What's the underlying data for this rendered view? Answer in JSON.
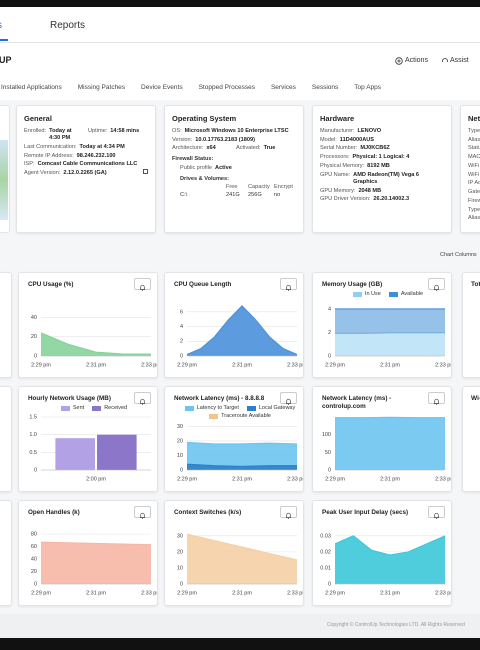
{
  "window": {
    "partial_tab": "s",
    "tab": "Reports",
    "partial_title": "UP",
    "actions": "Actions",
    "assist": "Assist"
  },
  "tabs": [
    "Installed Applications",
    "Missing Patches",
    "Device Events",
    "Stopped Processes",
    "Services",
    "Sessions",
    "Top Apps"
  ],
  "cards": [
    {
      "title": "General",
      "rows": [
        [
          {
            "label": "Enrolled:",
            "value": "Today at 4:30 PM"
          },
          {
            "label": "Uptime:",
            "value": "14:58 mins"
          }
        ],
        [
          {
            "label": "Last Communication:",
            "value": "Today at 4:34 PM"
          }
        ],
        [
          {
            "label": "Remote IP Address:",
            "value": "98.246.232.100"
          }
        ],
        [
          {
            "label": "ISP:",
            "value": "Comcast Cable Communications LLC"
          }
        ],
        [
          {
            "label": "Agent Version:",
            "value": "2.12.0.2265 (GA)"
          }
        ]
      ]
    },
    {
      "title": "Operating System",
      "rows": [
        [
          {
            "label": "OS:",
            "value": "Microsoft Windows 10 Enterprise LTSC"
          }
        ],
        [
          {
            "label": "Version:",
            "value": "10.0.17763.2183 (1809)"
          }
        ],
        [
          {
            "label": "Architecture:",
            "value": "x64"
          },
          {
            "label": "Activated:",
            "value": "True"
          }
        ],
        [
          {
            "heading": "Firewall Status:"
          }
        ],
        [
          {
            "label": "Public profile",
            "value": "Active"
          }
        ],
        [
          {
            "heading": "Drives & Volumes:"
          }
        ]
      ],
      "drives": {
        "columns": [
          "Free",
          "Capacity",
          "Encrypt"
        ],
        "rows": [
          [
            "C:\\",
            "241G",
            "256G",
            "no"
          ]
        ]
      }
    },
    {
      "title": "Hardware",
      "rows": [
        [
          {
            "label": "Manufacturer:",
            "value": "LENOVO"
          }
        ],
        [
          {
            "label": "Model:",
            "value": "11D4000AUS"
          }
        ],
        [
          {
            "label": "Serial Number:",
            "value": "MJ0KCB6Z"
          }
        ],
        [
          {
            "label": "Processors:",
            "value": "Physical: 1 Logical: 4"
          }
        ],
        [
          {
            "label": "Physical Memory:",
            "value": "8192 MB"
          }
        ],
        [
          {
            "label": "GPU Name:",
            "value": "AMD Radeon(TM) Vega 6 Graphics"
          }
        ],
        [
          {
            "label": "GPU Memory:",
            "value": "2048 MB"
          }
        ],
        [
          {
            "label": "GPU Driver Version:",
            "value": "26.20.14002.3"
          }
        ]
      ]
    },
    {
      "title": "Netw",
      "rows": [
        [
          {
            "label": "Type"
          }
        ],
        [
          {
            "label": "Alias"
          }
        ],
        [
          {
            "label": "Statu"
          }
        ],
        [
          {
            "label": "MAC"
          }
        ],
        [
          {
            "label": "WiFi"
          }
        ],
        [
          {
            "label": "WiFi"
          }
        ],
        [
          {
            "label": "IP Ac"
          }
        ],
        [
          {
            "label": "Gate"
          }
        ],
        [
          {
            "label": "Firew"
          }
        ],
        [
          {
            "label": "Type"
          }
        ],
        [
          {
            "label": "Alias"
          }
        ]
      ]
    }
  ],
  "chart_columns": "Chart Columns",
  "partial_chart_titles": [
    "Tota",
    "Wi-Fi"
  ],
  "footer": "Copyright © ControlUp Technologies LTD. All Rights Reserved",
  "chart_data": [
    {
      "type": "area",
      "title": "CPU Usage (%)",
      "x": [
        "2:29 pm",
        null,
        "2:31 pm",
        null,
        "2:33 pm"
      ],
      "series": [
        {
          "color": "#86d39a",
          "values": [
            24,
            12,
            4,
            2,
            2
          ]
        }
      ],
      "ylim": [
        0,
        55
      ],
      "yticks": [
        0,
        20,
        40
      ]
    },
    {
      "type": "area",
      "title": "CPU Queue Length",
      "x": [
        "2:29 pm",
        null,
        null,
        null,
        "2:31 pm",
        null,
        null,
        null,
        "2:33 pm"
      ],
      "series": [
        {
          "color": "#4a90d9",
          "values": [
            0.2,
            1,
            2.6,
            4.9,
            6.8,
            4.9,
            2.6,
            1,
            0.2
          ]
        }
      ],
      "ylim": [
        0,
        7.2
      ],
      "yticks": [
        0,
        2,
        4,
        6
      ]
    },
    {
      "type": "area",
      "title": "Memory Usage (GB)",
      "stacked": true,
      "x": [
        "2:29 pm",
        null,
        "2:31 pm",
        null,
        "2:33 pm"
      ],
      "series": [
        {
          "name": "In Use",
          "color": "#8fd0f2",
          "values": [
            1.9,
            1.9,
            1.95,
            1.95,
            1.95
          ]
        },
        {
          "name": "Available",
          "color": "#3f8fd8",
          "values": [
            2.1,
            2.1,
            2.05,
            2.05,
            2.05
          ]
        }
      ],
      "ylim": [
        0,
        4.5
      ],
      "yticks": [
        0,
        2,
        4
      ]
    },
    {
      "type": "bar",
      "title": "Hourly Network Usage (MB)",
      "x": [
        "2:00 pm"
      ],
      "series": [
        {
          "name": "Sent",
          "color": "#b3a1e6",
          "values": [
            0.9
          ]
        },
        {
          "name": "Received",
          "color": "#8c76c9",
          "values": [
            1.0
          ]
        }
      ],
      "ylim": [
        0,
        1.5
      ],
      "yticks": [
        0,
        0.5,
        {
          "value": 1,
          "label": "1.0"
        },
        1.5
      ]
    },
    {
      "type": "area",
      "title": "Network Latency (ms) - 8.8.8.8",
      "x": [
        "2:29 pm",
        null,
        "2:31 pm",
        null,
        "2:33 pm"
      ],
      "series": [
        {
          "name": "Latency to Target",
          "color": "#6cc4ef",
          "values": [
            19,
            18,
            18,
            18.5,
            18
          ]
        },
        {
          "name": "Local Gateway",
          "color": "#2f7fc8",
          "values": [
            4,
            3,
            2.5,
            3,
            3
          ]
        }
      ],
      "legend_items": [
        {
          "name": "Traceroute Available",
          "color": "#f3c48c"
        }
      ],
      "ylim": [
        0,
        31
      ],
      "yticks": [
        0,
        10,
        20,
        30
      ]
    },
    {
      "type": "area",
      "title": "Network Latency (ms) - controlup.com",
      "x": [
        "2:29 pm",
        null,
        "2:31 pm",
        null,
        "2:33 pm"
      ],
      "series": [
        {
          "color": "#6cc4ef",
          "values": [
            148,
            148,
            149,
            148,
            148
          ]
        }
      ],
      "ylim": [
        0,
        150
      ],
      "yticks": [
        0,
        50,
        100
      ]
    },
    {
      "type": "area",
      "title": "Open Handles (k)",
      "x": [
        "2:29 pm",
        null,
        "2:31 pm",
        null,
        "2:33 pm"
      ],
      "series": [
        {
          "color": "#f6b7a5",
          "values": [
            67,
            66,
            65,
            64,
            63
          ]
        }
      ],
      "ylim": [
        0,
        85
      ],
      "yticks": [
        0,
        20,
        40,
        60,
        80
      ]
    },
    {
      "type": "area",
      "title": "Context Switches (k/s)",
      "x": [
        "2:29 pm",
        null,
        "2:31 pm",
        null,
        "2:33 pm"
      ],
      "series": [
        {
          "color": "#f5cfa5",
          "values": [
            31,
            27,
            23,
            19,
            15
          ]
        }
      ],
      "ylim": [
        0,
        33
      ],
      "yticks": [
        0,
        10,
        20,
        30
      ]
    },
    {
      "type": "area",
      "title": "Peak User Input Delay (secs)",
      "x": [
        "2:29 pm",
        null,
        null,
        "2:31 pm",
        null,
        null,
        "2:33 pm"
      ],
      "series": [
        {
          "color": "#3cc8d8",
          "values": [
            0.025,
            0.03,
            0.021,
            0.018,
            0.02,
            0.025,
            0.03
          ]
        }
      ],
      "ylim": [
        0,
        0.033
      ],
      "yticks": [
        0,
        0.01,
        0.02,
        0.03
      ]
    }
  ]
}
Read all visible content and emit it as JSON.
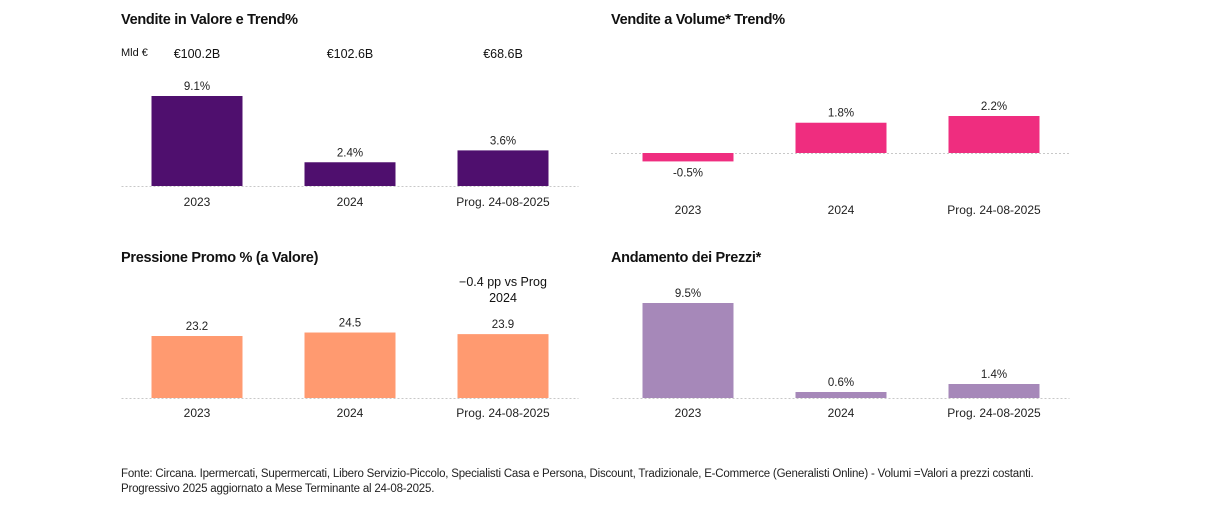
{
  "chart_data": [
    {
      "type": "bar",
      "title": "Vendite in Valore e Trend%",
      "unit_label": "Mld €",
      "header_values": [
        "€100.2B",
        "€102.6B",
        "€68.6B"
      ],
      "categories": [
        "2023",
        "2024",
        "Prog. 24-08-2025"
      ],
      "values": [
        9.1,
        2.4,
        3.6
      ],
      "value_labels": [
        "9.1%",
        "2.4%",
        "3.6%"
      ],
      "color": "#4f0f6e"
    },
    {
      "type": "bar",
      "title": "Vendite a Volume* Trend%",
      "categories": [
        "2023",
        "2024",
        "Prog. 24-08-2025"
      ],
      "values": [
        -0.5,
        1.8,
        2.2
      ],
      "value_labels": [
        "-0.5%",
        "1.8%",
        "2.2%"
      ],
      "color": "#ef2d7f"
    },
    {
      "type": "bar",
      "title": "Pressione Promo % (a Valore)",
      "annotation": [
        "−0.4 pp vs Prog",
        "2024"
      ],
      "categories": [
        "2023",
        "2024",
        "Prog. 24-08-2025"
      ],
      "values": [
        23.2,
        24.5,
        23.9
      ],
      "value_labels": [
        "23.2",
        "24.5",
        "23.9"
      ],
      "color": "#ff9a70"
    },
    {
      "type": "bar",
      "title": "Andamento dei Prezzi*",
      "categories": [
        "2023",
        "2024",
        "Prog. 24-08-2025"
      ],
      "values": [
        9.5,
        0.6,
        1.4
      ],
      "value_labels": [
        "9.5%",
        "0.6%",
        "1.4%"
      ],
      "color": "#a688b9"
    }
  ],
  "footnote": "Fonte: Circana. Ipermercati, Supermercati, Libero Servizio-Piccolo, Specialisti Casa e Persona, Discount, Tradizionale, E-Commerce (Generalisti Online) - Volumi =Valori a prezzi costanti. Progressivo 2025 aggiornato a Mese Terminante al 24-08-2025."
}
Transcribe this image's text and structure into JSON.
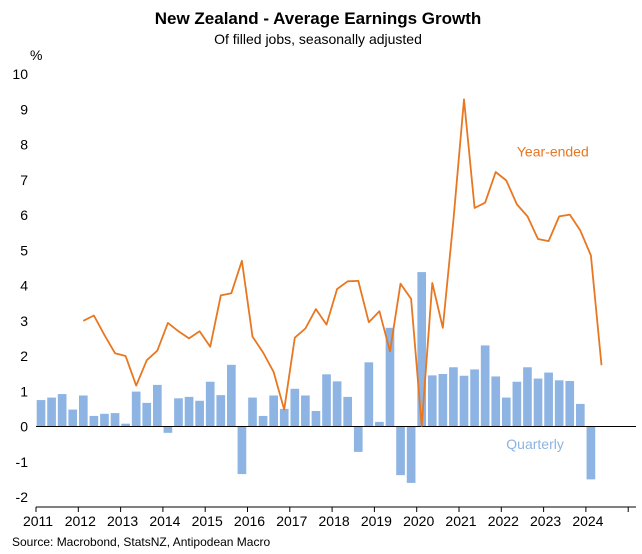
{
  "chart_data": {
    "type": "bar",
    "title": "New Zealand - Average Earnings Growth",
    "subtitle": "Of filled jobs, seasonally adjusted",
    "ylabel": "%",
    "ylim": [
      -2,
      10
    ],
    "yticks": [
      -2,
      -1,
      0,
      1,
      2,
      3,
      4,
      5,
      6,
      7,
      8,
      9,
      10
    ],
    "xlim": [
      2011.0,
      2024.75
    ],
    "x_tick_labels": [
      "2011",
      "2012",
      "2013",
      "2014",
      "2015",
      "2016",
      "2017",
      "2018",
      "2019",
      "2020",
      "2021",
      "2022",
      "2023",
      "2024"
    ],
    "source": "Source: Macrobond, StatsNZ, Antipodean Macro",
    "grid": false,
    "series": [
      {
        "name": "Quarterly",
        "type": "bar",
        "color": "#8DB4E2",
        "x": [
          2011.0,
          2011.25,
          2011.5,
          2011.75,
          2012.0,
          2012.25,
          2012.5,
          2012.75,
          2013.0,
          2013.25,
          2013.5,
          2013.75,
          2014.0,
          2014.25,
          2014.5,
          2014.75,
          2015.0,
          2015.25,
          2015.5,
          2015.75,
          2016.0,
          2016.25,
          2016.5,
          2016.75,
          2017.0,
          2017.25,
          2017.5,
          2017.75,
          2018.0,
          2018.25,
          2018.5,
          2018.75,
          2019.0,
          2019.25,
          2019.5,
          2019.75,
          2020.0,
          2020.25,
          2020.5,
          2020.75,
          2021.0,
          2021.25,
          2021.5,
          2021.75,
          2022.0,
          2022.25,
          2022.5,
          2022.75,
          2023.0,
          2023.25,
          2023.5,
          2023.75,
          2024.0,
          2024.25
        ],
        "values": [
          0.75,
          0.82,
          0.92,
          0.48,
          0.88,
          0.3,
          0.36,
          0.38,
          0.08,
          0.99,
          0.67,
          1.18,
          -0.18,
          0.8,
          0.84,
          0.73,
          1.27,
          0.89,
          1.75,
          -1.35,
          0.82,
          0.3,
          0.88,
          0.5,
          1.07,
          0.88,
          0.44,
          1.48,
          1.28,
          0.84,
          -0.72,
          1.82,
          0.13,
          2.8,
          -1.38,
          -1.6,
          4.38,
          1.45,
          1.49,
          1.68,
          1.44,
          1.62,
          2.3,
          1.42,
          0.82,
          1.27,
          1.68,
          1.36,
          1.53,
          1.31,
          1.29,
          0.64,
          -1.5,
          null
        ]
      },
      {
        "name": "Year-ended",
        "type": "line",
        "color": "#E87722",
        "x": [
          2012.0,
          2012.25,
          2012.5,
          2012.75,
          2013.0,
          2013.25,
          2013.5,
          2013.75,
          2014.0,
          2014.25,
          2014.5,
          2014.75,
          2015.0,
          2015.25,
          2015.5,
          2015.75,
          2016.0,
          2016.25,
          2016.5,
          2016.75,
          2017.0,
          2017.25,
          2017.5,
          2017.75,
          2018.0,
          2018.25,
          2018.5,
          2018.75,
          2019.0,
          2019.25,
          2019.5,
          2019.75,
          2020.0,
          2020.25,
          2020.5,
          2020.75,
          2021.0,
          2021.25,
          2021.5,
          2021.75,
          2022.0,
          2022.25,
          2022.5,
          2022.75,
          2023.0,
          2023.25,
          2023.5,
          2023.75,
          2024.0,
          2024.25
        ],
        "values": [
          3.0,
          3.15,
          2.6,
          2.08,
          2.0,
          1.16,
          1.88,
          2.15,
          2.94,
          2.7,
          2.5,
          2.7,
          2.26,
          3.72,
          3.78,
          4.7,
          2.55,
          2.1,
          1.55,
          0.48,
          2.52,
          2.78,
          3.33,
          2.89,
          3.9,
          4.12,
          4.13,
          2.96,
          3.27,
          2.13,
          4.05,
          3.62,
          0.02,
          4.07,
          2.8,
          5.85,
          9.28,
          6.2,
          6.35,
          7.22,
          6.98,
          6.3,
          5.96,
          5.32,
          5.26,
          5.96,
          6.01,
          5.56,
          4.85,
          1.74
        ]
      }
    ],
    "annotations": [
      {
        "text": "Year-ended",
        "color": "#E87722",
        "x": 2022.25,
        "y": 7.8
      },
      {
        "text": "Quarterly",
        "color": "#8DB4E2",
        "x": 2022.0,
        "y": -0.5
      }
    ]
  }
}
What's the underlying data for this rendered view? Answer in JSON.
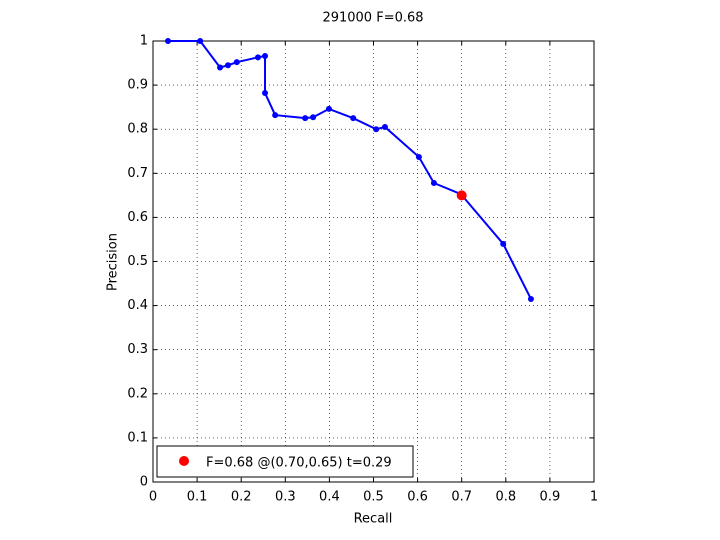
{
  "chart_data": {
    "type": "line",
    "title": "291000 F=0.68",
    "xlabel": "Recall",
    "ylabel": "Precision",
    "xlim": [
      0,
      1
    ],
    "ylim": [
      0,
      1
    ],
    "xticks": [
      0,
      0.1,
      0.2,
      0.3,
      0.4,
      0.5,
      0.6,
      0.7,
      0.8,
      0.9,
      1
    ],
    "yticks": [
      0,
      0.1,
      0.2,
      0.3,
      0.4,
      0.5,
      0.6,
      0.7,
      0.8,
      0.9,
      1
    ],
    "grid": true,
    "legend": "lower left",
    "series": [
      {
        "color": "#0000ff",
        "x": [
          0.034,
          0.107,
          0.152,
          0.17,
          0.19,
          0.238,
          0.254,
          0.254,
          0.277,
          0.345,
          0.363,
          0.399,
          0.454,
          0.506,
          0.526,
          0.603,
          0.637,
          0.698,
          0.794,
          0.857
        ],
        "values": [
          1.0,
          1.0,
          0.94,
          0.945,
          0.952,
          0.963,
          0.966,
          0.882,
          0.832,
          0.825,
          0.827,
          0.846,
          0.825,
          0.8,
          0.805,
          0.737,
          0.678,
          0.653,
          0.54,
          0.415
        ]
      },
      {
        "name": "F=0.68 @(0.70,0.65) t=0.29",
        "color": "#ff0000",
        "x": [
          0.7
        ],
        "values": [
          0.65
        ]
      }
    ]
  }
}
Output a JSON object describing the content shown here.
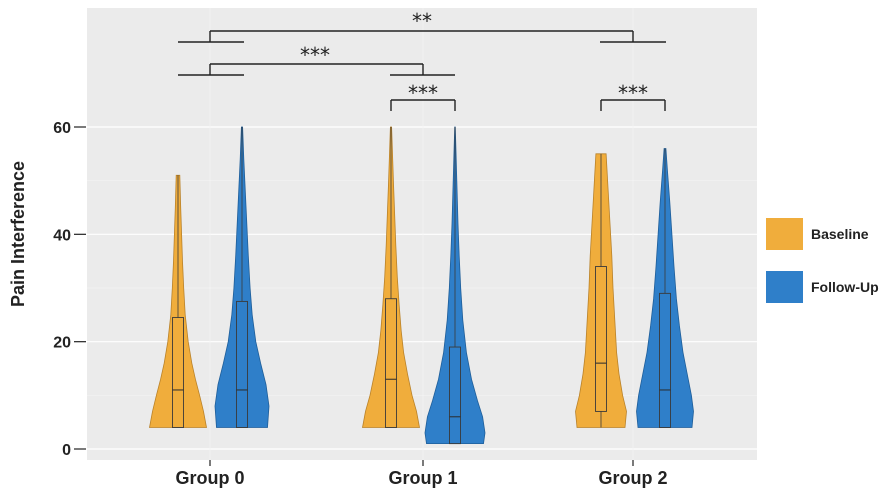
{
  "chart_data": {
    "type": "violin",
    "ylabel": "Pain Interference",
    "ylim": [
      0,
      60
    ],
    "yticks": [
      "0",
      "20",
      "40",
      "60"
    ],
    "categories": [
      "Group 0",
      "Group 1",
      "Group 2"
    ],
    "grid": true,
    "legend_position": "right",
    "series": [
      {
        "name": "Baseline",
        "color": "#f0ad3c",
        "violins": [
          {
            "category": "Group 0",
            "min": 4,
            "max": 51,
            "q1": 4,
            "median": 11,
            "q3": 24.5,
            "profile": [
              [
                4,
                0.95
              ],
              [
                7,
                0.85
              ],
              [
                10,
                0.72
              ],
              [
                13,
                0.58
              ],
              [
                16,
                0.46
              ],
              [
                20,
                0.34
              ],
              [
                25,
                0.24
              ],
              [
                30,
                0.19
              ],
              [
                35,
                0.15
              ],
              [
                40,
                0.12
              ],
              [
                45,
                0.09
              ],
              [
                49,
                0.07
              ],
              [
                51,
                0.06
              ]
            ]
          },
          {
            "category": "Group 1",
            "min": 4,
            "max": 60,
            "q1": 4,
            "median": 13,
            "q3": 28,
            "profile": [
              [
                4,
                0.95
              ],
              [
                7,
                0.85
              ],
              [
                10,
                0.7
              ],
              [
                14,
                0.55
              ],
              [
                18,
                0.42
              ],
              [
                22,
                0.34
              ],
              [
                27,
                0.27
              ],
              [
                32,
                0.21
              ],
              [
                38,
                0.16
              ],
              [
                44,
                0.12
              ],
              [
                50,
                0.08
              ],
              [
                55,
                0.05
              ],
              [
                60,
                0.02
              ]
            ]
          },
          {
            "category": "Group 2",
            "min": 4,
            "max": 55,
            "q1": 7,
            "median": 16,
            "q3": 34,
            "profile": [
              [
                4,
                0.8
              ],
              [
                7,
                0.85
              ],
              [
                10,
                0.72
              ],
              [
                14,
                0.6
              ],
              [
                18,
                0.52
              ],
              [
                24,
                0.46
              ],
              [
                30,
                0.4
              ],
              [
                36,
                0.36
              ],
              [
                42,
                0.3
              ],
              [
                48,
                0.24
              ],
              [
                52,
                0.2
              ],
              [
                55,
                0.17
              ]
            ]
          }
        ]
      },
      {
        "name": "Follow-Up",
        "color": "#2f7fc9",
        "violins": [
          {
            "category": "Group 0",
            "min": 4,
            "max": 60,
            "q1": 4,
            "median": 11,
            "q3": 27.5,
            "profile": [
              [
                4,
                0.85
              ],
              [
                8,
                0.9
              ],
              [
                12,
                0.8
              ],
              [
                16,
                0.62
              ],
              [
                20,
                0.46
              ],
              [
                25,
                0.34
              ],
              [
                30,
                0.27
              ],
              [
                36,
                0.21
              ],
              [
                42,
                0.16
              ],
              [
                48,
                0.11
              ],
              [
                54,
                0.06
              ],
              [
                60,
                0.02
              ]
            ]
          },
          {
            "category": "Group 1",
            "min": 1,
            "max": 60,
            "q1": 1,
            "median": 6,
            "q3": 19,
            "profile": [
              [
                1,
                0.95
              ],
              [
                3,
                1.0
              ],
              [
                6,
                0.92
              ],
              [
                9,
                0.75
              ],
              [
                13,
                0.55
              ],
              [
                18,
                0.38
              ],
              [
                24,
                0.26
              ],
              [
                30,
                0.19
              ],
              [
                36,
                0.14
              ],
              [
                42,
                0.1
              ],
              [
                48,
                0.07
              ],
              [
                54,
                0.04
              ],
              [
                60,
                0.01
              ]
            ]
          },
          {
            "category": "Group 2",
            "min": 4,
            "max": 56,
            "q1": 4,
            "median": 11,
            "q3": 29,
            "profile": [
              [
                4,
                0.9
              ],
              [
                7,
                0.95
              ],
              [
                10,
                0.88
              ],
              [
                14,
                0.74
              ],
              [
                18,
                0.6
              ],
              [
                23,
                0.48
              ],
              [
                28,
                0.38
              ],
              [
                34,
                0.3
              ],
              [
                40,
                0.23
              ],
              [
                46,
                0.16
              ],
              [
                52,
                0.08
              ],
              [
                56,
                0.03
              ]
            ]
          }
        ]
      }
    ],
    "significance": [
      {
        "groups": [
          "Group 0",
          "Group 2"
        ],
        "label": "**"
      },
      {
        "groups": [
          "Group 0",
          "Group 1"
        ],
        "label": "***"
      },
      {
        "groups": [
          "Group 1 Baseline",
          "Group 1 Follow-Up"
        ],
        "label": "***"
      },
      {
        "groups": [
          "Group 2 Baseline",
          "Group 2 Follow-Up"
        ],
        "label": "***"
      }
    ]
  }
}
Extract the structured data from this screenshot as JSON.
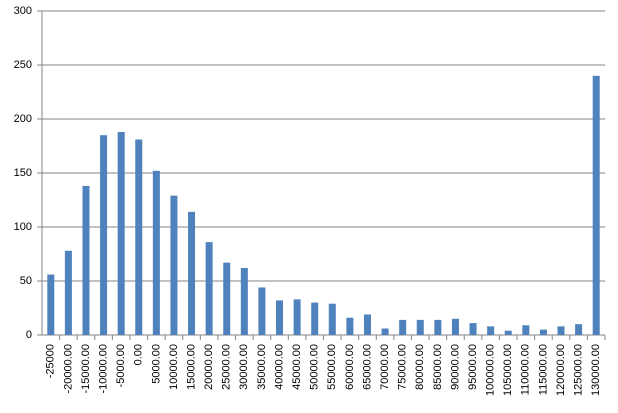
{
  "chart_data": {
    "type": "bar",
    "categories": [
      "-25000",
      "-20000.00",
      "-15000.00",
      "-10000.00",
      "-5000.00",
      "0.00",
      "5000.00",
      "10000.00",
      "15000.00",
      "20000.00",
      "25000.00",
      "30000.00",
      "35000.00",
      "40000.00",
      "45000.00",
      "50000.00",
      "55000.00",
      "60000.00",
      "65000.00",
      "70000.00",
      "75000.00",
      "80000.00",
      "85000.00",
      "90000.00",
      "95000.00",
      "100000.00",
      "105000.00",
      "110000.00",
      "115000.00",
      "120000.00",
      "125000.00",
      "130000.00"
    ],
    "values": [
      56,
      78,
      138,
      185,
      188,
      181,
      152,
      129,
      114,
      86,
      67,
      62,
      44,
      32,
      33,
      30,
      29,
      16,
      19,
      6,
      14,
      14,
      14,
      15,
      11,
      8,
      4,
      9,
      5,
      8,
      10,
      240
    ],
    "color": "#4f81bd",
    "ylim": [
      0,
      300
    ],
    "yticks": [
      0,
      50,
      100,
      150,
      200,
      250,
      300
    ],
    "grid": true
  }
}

_YOUR TASK_
Show all lines above holding "Baseline".

_THE REPLY_
        "name": "Baseline",
          "Group 1 Baseline",
          "Group 2 Baseline",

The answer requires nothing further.